EXERCISE DATA section start

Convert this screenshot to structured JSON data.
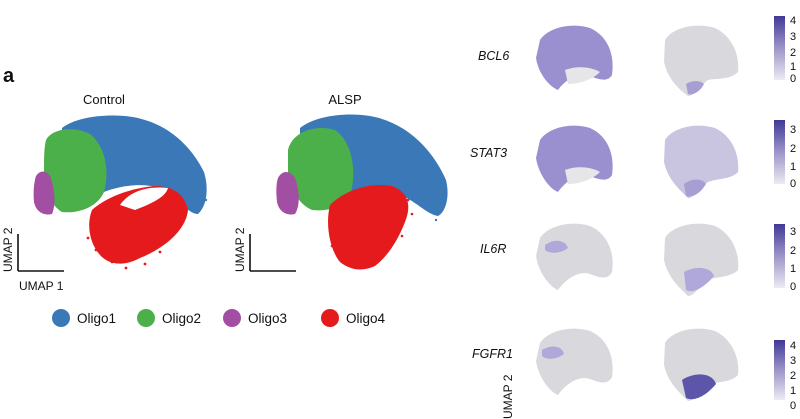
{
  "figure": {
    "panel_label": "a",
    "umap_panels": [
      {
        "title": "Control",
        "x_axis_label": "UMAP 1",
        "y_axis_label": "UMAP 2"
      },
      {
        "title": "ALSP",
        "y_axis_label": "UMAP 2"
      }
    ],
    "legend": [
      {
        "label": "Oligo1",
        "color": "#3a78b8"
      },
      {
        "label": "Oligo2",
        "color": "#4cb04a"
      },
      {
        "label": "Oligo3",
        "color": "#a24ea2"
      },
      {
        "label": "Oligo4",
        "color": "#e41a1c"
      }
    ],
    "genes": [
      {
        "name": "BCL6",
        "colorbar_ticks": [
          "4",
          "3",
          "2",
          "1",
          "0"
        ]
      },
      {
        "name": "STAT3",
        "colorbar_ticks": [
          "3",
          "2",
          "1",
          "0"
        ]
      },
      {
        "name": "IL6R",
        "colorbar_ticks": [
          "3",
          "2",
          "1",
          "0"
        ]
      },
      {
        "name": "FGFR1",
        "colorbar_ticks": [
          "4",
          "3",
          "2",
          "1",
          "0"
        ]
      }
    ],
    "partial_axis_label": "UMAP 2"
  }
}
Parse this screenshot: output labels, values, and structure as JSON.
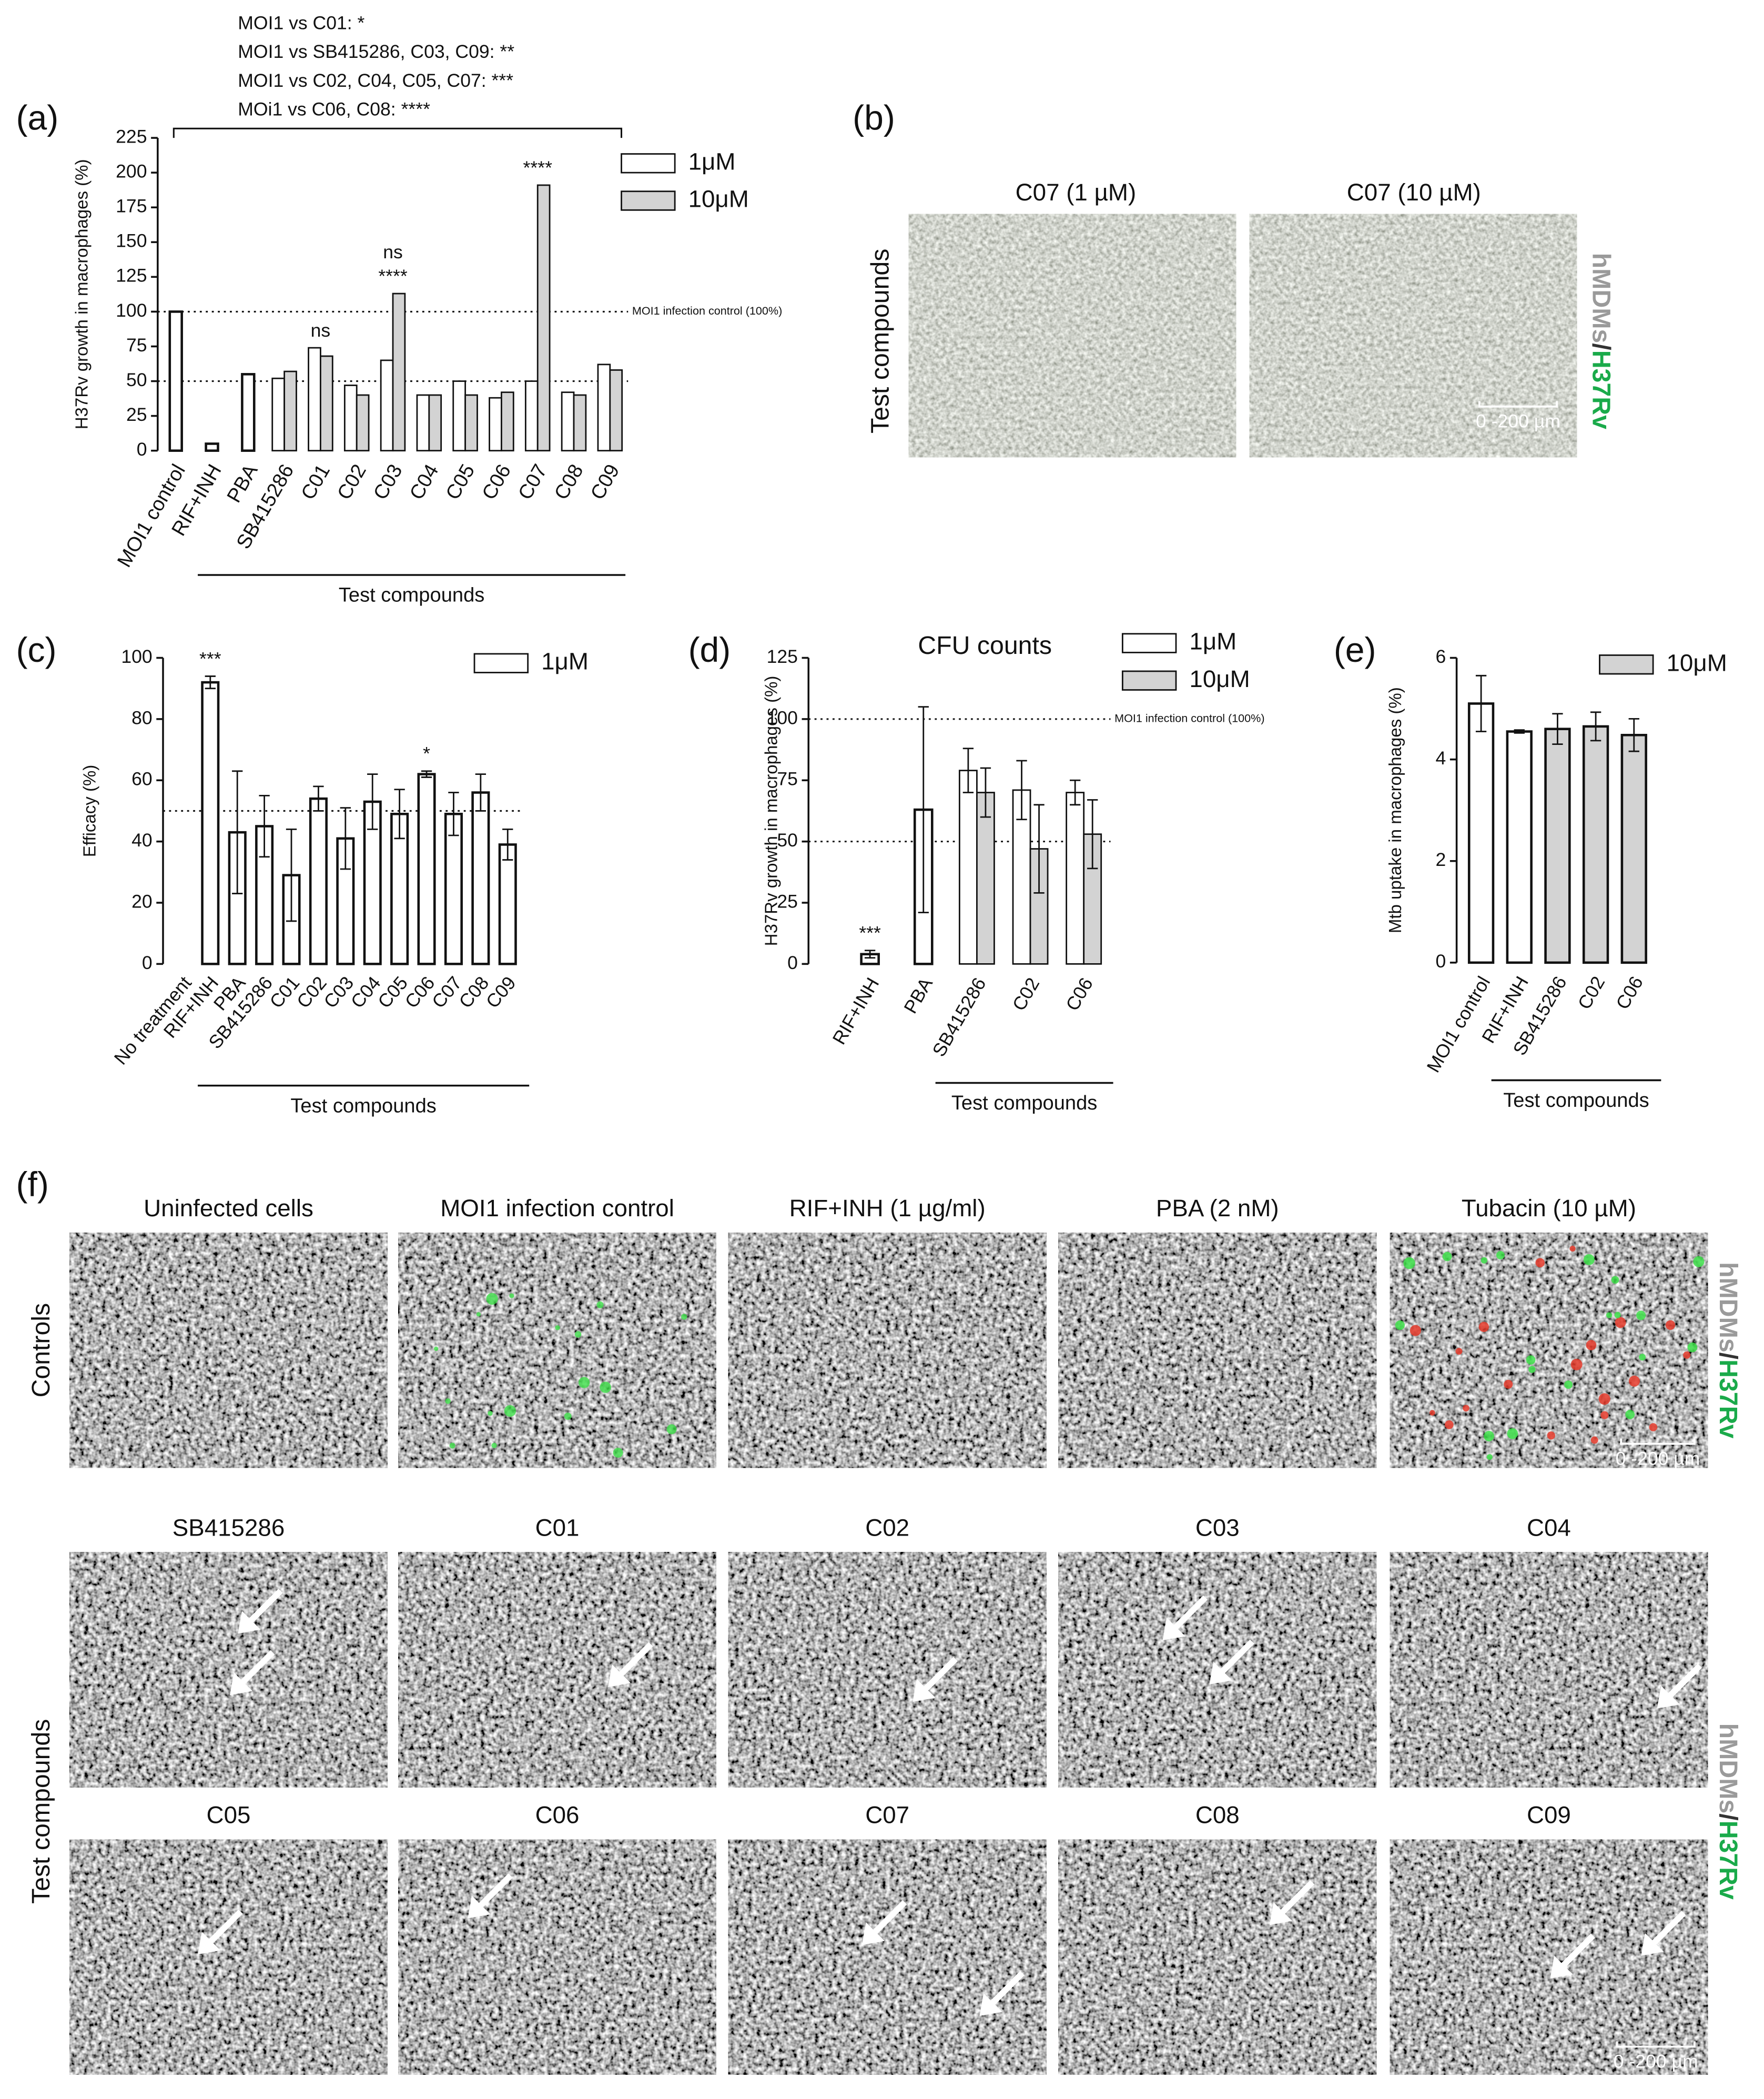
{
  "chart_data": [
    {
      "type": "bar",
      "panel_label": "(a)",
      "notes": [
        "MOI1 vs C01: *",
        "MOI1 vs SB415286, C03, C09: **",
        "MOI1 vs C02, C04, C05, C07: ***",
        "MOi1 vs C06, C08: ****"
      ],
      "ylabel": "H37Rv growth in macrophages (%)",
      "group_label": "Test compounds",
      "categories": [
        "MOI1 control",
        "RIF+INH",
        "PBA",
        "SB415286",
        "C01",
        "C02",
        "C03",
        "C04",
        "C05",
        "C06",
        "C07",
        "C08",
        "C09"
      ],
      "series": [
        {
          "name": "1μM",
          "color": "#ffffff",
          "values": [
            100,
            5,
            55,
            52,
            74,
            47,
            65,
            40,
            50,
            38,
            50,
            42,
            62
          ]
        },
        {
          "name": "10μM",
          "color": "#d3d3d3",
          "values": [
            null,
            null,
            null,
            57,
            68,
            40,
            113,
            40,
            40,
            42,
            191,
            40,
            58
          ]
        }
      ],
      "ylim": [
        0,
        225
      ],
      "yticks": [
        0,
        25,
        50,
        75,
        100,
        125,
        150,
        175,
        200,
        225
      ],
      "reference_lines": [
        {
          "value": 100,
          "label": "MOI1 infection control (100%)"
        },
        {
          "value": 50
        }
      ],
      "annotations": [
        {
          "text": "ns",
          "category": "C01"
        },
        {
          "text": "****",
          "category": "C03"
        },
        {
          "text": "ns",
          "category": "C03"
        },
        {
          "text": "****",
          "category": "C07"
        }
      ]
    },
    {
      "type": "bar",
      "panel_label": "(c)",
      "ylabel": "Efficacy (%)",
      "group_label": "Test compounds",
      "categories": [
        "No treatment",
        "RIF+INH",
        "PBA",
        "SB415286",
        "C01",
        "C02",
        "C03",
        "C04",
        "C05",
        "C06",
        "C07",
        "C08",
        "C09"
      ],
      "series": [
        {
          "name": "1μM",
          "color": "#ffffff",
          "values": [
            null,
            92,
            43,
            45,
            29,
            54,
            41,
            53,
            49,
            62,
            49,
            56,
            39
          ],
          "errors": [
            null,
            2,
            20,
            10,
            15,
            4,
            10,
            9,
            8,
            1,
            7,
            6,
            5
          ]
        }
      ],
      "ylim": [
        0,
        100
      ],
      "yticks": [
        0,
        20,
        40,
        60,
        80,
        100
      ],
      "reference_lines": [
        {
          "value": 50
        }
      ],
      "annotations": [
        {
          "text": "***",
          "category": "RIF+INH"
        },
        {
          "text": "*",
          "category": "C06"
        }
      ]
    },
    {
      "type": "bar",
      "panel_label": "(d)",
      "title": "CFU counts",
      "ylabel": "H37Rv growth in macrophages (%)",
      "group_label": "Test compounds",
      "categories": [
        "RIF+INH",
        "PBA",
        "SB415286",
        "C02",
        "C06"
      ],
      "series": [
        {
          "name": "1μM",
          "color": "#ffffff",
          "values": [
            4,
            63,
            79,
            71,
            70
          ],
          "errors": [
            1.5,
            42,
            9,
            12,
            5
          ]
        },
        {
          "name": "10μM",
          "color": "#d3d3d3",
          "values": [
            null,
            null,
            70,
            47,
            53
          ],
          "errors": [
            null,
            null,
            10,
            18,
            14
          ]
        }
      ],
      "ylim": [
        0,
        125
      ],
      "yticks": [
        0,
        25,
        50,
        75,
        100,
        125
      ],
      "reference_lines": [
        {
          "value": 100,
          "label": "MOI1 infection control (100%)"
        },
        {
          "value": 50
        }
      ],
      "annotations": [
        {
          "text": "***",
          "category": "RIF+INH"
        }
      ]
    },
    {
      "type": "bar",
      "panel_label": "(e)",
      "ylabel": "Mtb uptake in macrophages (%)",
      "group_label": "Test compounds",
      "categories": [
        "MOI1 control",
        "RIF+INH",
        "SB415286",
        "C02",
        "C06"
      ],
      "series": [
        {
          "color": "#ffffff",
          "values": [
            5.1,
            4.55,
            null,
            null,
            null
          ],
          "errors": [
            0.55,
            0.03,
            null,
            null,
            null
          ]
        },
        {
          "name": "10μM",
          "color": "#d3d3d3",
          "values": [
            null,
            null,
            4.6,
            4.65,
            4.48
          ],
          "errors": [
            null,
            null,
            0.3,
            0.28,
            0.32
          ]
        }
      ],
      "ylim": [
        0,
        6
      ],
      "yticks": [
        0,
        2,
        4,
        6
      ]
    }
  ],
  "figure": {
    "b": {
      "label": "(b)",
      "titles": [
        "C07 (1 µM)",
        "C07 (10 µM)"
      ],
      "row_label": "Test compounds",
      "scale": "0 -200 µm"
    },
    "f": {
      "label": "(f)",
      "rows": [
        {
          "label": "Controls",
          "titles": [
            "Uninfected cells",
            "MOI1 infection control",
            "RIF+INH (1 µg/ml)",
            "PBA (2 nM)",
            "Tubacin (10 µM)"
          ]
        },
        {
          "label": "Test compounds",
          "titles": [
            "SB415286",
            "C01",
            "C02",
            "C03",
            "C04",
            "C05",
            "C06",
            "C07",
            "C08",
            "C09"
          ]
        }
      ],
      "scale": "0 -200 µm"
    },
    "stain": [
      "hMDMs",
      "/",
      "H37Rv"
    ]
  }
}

EXERCISE DATA section end

Repeat the data word for word; drop the pictures.

Convert this screenshot to structured JSON data.
{
  "figure": {
    "panel_label": "a",
    "umap_panels": [
      {
        "title": "Control",
        "x_axis_label": "UMAP 1",
        "y_axis_label": "UMAP 2"
      },
      {
        "title": "ALSP",
        "y_axis_label": "UMAP 2"
      }
    ],
    "legend": [
      {
        "label": "Oligo1",
        "color": "#3a78b8"
      },
      {
        "label": "Oligo2",
        "color": "#4cb04a"
      },
      {
        "label": "Oligo3",
        "color": "#a24ea2"
      },
      {
        "label": "Oligo4",
        "color": "#e41a1c"
      }
    ],
    "genes": [
      {
        "name": "BCL6",
        "colorbar_ticks": [
          "4",
          "3",
          "2",
          "1",
          "0"
        ]
      },
      {
        "name": "STAT3",
        "colorbar_ticks": [
          "3",
          "2",
          "1",
          "0"
        ]
      },
      {
        "name": "IL6R",
        "colorbar_ticks": [
          "3",
          "2",
          "1",
          "0"
        ]
      },
      {
        "name": "FGFR1",
        "colorbar_ticks": [
          "4",
          "3",
          "2",
          "1",
          "0"
        ]
      }
    ],
    "partial_axis_label": "UMAP 2"
  }
}
Parse this screenshot: output labels, values, and structure as JSON.
{
  "chart_data": [
    {
      "type": "bar",
      "panel_label": "(a)",
      "notes": [
        "MOI1 vs C01: *",
        "MOI1 vs SB415286, C03, C09: **",
        "MOI1 vs C02, C04, C05, C07: ***",
        "MOi1 vs C06, C08: ****"
      ],
      "ylabel": "H37Rv growth in macrophages (%)",
      "group_label": "Test compounds",
      "categories": [
        "MOI1 control",
        "RIF+INH",
        "PBA",
        "SB415286",
        "C01",
        "C02",
        "C03",
        "C04",
        "C05",
        "C06",
        "C07",
        "C08",
        "C09"
      ],
      "series": [
        {
          "name": "1μM",
          "color": "#ffffff",
          "values": [
            100,
            5,
            55,
            52,
            74,
            47,
            65,
            40,
            50,
            38,
            50,
            42,
            62
          ]
        },
        {
          "name": "10μM",
          "color": "#d3d3d3",
          "values": [
            null,
            null,
            null,
            57,
            68,
            40,
            113,
            40,
            40,
            42,
            191,
            40,
            58
          ]
        }
      ],
      "ylim": [
        0,
        225
      ],
      "yticks": [
        0,
        25,
        50,
        75,
        100,
        125,
        150,
        175,
        200,
        225
      ],
      "reference_lines": [
        {
          "value": 100,
          "label": "MOI1 infection control (100%)"
        },
        {
          "value": 50
        }
      ],
      "annotations": [
        {
          "text": "ns",
          "category": "C01"
        },
        {
          "text": "****",
          "category": "C03"
        },
        {
          "text": "ns",
          "category": "C03"
        },
        {
          "text": "****",
          "category": "C07"
        }
      ]
    },
    {
      "type": "bar",
      "panel_label": "(c)",
      "ylabel": "Efficacy (%)",
      "group_label": "Test compounds",
      "categories": [
        "No treatment",
        "RIF+INH",
        "PBA",
        "SB415286",
        "C01",
        "C02",
        "C03",
        "C04",
        "C05",
        "C06",
        "C07",
        "C08",
        "C09"
      ],
      "series": [
        {
          "name": "1μM",
          "color": "#ffffff",
          "values": [
            null,
            92,
            43,
            45,
            29,
            54,
            41,
            53,
            49,
            62,
            49,
            56,
            39
          ],
          "errors": [
            null,
            2,
            20,
            10,
            15,
            4,
            10,
            9,
            8,
            1,
            7,
            6,
            5
          ]
        }
      ],
      "ylim": [
        0,
        100
      ],
      "yticks": [
        0,
        20,
        40,
        60,
        80,
        100
      ],
      "reference_lines": [
        {
          "value": 50
        }
      ],
      "annotations": [
        {
          "text": "***",
          "category": "RIF+INH"
        },
        {
          "text": "*",
          "category": "C06"
        }
      ]
    },
    {
      "type": "bar",
      "panel_label": "(d)",
      "title": "CFU counts",
      "ylabel": "H37Rv growth in macrophages (%)",
      "group_label": "Test compounds",
      "categories": [
        "RIF+INH",
        "PBA",
        "SB415286",
        "C02",
        "C06"
      ],
      "series": [
        {
          "name": "1μM",
          "color": "#ffffff",
          "values": [
            4,
            63,
            79,
            71,
            70
          ],
          "errors": [
            1.5,
            42,
            9,
            12,
            5
          ]
        },
        {
          "name": "10μM",
          "color": "#d3d3d3",
          "values": [
            null,
            null,
            70,
            47,
            53
          ],
          "errors": [
            null,
            null,
            10,
            18,
            14
          ]
        }
      ],
      "ylim": [
        0,
        125
      ],
      "yticks": [
        0,
        25,
        50,
        75,
        100,
        125
      ],
      "reference_lines": [
        {
          "value": 100,
          "label": "MOI1 infection control (100%)"
        },
        {
          "value": 50
        }
      ],
      "annotations": [
        {
          "text": "***",
          "category": "RIF+INH"
        }
      ]
    },
    {
      "type": "bar",
      "panel_label": "(e)",
      "ylabel": "Mtb uptake in macrophages (%)",
      "group_label": "Test compounds",
      "categories": [
        "MOI1 control",
        "RIF+INH",
        "SB415286",
        "C02",
        "C06"
      ],
      "series": [
        {
          "color": "#ffffff",
          "values": [
            5.1,
            4.55,
            null,
            null,
            null
          ],
          "errors": [
            0.55,
            0.03,
            null,
            null,
            null
          ]
        },
        {
          "name": "10μM",
          "color": "#d3d3d3",
          "values": [
            null,
            null,
            4.6,
            4.65,
            4.48
          ],
          "errors": [
            null,
            null,
            0.3,
            0.28,
            0.32
          ]
        }
      ],
      "ylim": [
        0,
        6
      ],
      "yticks": [
        0,
        2,
        4,
        6
      ]
    }
  ],
  "figure": {
    "b": {
      "label": "(b)",
      "titles": [
        "C07 (1 µM)",
        "C07 (10 µM)"
      ],
      "row_label": "Test compounds",
      "scale": "0 -200 µm"
    },
    "f": {
      "label": "(f)",
      "rows": [
        {
          "label": "Controls",
          "titles": [
            "Uninfected cells",
            "MOI1 infection control",
            "RIF+INH (1 µg/ml)",
            "PBA (2 nM)",
            "Tubacin (10 µM)"
          ]
        },
        {
          "label": "Test compounds",
          "titles": [
            "SB415286",
            "C01",
            "C02",
            "C03",
            "C04",
            "C05",
            "C06",
            "C07",
            "C08",
            "C09"
          ]
        }
      ],
      "scale": "0 -200 µm"
    },
    "stain": [
      "hMDMs",
      "/",
      "H37Rv"
    ]
  }
}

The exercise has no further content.